● Instructions for the task: Within the listing below, locate all lines containing the word "name". Copy each one.

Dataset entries
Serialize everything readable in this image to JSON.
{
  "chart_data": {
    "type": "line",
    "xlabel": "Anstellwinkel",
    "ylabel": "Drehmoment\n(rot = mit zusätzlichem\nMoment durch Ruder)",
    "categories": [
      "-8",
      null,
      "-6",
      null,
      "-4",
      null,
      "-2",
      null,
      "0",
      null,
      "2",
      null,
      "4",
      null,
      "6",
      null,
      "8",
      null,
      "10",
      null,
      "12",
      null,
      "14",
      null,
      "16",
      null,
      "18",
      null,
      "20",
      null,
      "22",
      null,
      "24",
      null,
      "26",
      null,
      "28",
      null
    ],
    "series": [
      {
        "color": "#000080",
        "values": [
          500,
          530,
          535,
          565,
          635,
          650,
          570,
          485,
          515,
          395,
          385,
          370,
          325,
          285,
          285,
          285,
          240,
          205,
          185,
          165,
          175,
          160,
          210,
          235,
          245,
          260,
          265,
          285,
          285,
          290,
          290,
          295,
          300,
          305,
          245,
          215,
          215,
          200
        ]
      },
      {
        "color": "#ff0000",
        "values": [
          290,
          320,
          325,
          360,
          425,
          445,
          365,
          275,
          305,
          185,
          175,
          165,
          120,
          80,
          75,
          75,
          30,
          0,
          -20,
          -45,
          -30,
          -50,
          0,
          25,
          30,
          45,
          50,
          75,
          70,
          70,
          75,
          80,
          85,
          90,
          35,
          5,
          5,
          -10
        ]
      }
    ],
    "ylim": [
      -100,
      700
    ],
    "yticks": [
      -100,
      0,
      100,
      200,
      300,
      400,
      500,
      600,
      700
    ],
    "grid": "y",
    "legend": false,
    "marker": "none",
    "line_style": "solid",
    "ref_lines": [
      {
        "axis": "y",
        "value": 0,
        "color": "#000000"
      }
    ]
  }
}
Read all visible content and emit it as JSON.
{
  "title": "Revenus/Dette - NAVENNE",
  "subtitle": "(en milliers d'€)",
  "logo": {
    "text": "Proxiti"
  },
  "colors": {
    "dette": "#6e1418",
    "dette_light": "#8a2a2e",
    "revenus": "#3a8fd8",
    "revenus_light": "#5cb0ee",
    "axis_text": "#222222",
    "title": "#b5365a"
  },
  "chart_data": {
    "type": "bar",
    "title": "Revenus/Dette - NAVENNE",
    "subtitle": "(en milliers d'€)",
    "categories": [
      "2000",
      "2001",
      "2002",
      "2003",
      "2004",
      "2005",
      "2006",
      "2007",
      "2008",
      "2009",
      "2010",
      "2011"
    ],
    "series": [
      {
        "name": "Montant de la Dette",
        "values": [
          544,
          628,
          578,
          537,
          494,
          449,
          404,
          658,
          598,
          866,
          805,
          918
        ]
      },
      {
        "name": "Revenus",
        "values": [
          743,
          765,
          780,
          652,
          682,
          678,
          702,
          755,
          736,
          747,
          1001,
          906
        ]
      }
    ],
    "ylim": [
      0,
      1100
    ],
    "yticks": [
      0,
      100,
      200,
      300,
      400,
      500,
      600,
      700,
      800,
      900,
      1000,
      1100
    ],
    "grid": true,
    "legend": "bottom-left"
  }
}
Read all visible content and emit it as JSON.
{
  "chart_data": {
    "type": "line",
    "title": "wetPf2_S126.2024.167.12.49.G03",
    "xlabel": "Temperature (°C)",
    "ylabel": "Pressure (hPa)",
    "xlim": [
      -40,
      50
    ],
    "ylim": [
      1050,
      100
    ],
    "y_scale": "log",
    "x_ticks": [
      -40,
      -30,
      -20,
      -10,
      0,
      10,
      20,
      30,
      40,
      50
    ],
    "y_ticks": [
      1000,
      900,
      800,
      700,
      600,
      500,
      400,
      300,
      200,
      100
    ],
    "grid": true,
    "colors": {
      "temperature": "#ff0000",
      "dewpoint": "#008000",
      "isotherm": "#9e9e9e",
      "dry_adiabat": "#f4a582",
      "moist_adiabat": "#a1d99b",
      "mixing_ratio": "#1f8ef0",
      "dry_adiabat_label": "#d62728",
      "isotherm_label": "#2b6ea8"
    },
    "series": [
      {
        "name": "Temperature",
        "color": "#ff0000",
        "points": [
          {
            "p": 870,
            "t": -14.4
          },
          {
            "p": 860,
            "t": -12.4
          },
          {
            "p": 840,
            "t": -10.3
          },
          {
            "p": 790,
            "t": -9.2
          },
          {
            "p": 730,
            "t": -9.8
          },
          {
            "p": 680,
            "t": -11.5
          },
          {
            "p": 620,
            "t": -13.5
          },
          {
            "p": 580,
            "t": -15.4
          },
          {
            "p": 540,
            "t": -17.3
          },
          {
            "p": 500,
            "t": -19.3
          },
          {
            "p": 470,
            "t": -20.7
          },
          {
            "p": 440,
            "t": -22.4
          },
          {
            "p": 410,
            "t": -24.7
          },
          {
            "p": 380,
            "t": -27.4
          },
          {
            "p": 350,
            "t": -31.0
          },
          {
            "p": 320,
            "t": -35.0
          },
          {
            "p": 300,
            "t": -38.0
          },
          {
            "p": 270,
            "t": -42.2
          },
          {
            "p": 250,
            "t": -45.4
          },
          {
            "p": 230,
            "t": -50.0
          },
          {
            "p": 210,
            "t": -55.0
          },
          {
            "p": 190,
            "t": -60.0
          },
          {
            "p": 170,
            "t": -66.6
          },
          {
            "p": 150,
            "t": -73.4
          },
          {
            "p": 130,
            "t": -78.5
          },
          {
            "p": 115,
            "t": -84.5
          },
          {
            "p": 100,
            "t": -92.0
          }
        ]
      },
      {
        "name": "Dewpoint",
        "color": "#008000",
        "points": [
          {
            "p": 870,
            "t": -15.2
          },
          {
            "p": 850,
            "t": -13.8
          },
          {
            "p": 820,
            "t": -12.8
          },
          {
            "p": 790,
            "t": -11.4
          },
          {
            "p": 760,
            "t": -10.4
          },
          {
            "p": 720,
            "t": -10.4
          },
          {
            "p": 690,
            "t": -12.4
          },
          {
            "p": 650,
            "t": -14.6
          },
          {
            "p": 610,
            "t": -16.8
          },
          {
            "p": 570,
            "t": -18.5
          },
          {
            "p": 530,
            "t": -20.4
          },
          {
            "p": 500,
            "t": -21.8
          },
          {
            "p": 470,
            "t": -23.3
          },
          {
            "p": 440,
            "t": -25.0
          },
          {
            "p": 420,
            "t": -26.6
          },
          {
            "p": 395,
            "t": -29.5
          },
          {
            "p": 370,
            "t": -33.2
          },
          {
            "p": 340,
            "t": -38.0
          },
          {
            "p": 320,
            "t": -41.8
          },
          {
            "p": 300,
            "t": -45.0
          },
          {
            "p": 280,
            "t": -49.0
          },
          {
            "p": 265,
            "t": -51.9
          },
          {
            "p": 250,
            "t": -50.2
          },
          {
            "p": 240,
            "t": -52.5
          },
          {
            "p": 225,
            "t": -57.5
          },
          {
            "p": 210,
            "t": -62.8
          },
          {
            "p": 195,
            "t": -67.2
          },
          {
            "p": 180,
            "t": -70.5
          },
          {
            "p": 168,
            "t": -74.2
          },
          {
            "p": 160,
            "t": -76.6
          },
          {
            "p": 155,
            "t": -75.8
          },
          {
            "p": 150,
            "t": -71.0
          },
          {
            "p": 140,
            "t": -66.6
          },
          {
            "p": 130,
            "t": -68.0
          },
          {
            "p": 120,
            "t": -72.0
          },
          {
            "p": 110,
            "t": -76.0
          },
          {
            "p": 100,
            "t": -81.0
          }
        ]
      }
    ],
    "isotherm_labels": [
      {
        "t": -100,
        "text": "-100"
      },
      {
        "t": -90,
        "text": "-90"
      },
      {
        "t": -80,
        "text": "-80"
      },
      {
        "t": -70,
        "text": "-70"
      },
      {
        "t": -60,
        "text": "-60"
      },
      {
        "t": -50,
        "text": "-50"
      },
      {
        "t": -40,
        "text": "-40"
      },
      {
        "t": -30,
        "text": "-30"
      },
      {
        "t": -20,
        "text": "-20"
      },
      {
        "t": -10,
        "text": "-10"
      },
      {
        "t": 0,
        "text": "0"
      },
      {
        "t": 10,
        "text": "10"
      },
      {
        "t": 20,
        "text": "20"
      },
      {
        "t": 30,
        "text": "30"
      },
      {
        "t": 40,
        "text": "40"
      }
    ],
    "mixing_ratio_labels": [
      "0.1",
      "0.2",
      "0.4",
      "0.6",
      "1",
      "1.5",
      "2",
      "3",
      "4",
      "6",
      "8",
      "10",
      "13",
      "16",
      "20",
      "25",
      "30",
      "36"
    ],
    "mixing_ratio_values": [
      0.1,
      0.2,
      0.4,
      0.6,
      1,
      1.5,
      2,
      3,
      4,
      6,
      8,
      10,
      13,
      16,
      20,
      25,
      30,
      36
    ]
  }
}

● Solution to this problem:
        "name": "Montant de la Dette",
        "name": "Revenus",
        "name": "Temperature",
        "name": "Dewpoint",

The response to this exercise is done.